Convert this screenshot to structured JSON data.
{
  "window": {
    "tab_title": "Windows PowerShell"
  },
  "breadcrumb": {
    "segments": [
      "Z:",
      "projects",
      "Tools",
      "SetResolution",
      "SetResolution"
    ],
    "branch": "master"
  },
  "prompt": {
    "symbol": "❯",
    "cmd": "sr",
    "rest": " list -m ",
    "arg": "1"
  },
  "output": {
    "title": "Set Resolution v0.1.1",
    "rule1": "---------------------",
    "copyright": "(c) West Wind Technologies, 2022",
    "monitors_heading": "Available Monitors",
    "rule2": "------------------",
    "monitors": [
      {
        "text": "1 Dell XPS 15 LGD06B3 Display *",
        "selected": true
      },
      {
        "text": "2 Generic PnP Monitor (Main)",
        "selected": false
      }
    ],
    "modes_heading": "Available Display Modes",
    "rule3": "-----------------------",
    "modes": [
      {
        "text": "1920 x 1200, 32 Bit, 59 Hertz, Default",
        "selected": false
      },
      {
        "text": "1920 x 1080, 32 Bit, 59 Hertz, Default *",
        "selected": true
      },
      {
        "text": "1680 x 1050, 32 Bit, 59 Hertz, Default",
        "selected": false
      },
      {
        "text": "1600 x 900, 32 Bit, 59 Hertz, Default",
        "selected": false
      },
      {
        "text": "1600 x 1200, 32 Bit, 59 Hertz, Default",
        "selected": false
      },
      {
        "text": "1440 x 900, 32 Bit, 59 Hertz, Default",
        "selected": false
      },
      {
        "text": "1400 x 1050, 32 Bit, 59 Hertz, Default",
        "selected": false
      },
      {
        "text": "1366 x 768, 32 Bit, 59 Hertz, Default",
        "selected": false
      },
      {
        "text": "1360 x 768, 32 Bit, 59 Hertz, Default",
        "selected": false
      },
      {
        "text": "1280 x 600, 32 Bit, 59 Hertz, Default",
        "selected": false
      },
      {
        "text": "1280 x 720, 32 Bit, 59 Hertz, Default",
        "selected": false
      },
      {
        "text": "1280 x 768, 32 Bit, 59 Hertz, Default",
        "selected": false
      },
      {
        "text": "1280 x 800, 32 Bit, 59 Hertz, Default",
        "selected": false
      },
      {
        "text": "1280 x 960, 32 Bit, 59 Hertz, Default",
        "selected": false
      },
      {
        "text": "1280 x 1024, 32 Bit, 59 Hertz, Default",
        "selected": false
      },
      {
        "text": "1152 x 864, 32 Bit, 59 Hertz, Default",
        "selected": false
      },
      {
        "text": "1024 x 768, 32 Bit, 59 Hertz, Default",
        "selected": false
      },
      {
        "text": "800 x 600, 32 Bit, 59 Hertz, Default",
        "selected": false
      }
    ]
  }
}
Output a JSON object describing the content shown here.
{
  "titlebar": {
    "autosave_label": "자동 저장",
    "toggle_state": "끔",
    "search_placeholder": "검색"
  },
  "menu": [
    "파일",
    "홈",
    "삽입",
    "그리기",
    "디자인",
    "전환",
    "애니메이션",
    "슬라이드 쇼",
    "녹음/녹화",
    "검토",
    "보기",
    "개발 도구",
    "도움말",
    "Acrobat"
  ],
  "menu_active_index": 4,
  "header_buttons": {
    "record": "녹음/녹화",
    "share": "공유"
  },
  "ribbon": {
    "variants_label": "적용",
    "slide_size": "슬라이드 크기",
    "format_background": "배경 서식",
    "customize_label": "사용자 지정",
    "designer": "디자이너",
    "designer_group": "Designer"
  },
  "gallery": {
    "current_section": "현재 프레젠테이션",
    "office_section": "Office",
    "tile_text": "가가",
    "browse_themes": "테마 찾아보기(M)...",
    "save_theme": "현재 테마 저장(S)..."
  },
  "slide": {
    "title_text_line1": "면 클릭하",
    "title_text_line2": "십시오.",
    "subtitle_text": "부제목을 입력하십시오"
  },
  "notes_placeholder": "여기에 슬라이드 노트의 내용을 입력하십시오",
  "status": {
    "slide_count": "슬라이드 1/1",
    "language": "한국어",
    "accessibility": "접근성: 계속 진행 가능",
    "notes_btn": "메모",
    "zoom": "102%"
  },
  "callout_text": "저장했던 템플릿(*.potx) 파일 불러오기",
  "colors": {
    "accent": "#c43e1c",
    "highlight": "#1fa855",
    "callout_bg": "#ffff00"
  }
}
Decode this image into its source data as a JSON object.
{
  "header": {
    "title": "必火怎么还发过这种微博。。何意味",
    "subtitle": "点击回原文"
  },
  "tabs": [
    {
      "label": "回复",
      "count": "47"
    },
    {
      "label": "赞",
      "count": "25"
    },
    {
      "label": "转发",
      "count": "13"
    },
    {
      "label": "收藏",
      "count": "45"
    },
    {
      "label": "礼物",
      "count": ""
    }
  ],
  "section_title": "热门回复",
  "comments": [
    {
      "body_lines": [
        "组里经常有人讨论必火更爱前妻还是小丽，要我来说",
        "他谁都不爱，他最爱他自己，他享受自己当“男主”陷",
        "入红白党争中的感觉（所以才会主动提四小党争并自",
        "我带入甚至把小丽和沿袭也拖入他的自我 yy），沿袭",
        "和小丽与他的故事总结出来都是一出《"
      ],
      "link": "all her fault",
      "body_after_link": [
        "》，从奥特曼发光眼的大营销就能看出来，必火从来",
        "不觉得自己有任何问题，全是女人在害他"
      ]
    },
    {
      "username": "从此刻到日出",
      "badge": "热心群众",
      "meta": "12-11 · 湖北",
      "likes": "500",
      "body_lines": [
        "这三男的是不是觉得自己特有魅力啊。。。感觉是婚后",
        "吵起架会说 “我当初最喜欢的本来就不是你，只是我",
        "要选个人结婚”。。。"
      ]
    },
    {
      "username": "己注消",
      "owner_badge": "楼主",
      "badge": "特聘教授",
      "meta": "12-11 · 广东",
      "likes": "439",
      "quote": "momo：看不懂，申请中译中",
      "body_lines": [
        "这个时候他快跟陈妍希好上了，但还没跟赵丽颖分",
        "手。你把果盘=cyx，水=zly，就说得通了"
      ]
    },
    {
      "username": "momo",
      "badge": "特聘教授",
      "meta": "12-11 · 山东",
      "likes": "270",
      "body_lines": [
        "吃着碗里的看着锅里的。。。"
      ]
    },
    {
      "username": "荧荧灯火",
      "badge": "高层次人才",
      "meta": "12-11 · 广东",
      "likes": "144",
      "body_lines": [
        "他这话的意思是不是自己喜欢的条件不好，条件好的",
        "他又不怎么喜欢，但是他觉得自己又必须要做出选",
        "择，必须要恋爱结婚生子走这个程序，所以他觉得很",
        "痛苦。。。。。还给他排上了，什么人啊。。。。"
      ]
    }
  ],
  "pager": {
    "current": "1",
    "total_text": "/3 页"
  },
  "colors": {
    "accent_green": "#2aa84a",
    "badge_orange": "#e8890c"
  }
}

#####

→ WHAT IS EXPECTED:
In the entries above, find every line holding the word "슬라이드" and copy it out.

→ ANSWER FOR THIS EXERCISE:
    "슬라이드 쇼",
    "slide_size": "슬라이드 크기",
  "notes_placeholder": "여기에 슬라이드 노트의 내용을 입력하십시오",
    "slide_count": "슬라이드 1/1",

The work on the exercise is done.